WHAT YOU WILL DO | Copy out the passage on optimized ERC20 contracts word for word, in full.

TEXT SECTION |
=== Section Start ===
Optimized ERC20 contracts

It's possible to use this cost change to reduce gas costs of transfer operations in ERC20 contracts. However, the man benefit is when transferring tokens to addresses that do not contain any tokens. Transferring tokens between existing addresses will not be significantly affected.

Solidity mappings cannot take advantage of the incentive for using short storage cells. This is because Solidity always expands the key of a mapping to a uint256 by applying a hash function. The Solidity documentation: (https://docs.soliditylang.org/en/latest/internals/layout_in_storage.html) states:

The value corresponding to a mapping key k is located at keccak256(h(k) . p) where "." is concatenation and h is a function that is applied to the key depending on its type: (note: p is considered a uint256)

  • For value types, h pads the value to 32 bytes in the same way as when storing the value in memory.
  • For strings and byte arrays, h computes the keccak256 hash of the unpadded data.

If the value is again a non-elementary type, the positions are found by adding an offset of keccak256(k . p).
=== Section End ===
EXTRACTED DATA |
=== Section Start ===
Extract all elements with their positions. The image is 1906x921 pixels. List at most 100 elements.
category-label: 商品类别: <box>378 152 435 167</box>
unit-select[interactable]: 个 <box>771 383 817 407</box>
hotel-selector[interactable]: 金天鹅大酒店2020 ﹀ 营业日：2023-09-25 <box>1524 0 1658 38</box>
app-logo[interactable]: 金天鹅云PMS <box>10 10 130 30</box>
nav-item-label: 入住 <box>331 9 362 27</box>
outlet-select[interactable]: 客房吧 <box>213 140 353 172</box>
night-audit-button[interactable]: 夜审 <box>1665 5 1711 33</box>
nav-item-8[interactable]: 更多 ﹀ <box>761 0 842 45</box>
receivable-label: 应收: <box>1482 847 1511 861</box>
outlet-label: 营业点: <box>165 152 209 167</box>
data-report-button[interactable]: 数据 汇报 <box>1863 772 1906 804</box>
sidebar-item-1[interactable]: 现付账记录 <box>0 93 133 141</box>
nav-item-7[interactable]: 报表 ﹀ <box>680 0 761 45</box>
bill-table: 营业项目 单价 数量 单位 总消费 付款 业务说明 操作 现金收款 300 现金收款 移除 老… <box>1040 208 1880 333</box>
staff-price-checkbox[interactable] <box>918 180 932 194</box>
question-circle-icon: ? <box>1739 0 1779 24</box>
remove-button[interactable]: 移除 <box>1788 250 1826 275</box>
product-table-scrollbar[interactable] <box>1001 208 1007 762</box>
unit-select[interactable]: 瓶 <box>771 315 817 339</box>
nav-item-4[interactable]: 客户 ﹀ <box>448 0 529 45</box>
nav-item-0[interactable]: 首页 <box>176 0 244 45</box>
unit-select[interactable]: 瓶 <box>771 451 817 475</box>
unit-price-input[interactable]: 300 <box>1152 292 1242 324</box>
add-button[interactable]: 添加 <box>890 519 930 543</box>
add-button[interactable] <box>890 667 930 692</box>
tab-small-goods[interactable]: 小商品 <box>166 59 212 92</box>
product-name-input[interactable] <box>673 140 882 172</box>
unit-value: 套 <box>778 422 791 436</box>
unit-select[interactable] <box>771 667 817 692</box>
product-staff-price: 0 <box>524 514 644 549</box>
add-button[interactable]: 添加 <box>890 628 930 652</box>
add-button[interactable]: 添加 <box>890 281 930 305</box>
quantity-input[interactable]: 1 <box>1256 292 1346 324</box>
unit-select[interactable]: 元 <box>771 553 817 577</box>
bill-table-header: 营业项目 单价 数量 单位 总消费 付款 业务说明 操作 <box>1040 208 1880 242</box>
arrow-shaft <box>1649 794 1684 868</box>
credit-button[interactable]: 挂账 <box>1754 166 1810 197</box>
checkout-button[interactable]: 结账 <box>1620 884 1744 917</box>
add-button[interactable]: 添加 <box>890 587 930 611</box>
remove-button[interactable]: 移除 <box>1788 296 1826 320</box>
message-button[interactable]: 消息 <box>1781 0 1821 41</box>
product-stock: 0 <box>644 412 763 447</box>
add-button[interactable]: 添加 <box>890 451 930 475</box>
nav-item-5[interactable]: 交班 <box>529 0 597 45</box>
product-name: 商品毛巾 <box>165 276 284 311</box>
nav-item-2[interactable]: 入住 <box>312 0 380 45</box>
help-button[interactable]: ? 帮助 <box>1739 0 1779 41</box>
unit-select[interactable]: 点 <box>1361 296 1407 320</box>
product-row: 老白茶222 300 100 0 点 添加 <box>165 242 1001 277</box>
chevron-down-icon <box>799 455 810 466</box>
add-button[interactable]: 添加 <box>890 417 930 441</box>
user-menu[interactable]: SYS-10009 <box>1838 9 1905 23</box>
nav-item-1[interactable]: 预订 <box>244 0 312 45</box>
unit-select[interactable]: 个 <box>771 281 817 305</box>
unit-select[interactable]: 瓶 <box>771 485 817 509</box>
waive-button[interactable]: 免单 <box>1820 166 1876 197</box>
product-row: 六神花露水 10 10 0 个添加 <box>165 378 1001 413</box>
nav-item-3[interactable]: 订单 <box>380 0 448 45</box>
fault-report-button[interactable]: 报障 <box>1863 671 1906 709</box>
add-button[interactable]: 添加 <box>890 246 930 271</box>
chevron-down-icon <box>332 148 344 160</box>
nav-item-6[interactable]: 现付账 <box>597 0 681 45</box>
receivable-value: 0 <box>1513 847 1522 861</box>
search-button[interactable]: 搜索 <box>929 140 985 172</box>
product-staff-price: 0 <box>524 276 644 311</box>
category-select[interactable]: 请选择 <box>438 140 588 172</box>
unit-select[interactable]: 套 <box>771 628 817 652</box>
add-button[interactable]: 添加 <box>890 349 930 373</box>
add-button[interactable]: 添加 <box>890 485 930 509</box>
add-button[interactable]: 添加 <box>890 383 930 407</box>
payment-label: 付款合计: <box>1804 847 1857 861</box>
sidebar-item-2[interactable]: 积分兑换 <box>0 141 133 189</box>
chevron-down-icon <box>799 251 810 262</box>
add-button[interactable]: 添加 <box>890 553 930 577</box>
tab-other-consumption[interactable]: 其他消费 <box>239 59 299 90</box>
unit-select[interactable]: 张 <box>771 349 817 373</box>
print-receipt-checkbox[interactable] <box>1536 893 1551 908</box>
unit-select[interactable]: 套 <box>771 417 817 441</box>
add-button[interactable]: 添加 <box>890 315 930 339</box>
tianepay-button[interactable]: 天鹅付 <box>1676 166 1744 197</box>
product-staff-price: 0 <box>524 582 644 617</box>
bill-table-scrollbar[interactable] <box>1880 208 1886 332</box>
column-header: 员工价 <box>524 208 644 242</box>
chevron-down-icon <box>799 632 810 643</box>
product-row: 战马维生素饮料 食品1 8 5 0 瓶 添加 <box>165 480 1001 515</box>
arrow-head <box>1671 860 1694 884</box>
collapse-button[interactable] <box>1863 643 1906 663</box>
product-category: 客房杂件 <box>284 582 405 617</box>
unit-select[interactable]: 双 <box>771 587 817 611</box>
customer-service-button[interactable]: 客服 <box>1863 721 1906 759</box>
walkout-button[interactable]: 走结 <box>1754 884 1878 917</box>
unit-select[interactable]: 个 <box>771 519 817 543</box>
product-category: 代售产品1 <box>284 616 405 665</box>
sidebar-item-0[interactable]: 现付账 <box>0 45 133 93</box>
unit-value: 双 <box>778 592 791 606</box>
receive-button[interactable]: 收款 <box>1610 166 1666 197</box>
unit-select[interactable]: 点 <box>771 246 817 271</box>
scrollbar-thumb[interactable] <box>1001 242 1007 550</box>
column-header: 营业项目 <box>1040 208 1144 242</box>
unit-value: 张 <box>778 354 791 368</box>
=== Section End ===
RESULT OF THE TASK |
Optimized ERC20 contracts

It's possible to use this cost change to reduce gas costs of transfer operations in ERC20 contracts. However, the man benefit is when transferring tokens to addresses that do not contain any tokens. Transferring tokens between existing addresses will not be significantly affected.

Solidity mappings cannot take advantage of the incentive for using short storage cells. This is because Solidity always expands the key of a mapping to a uint256 by applying a hash function. The Solidity documentation: (https://docs.soliditylang.org/en/latest/internals/layout_in_storage.html) states:

The value corresponding to a mapping key k is located at keccak256(h(k) . p) where "." is concatenation and h is a function that is applied to the key depending on its type: (note: p is considered a uint256)

  • For value types, h pads the value to 32 bytes in the same way as when storing the value in memory.
  • For strings and byte arrays, h computes the keccak256 hash of the unpadded data.

If the value is again a non-elementary type, the positions are found by adding an offset of keccak256(k . p).